Saved data entries:
#####

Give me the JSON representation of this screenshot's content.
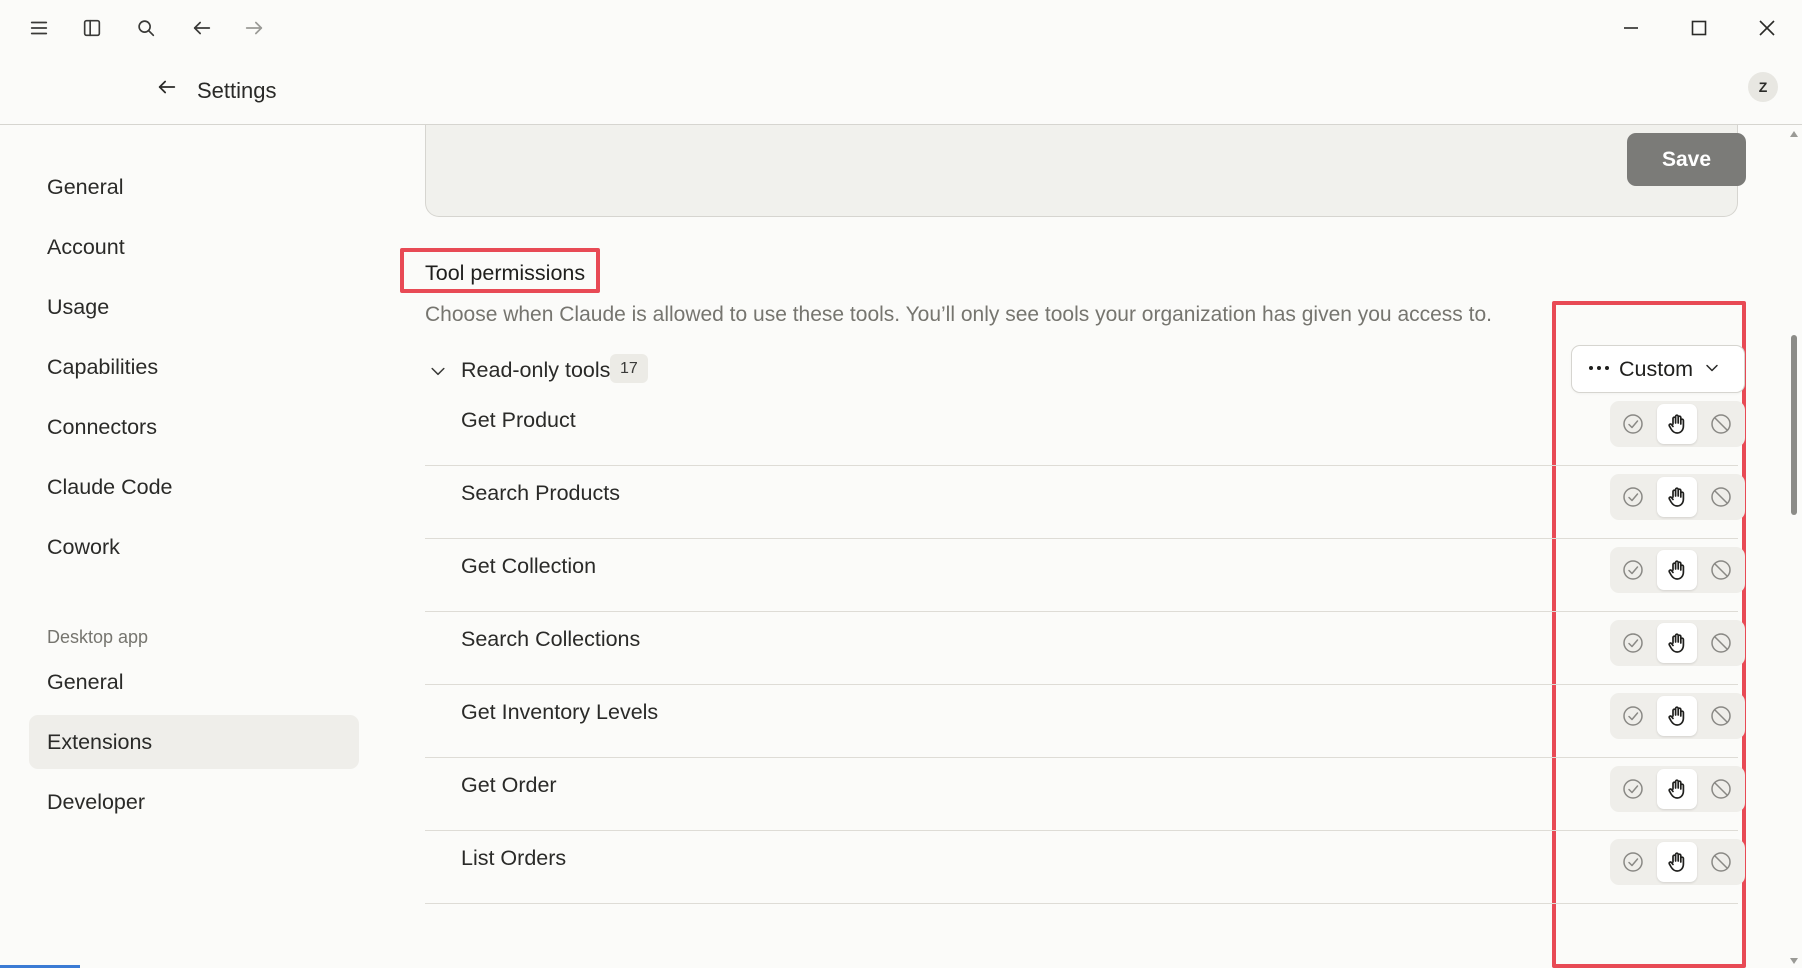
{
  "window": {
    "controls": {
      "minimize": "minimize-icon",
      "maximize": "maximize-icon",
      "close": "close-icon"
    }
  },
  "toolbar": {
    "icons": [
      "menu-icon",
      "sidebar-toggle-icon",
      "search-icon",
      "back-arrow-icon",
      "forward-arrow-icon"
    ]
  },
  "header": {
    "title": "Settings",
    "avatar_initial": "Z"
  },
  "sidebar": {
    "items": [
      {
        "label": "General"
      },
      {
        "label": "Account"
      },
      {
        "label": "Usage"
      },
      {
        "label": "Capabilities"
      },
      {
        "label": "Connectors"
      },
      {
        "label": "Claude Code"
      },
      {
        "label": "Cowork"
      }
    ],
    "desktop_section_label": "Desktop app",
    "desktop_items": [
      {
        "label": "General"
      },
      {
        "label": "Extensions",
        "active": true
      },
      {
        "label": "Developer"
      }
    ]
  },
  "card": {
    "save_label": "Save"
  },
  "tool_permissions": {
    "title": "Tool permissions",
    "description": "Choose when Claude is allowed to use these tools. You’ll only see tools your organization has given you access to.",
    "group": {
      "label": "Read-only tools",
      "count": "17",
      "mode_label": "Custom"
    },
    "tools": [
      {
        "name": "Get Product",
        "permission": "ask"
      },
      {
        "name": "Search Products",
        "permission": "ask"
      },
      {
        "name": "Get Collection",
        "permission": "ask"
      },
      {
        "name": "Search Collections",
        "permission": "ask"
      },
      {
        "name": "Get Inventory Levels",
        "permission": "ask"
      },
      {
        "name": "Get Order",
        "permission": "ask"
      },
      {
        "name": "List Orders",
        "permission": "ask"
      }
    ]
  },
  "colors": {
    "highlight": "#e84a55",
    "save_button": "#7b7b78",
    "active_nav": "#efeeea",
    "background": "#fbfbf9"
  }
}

#####

Whichever lines contain the string "title", select and copy them.

**ANSWER IN FULL**
    "title": "Settings",
    "title": "Tool permissions",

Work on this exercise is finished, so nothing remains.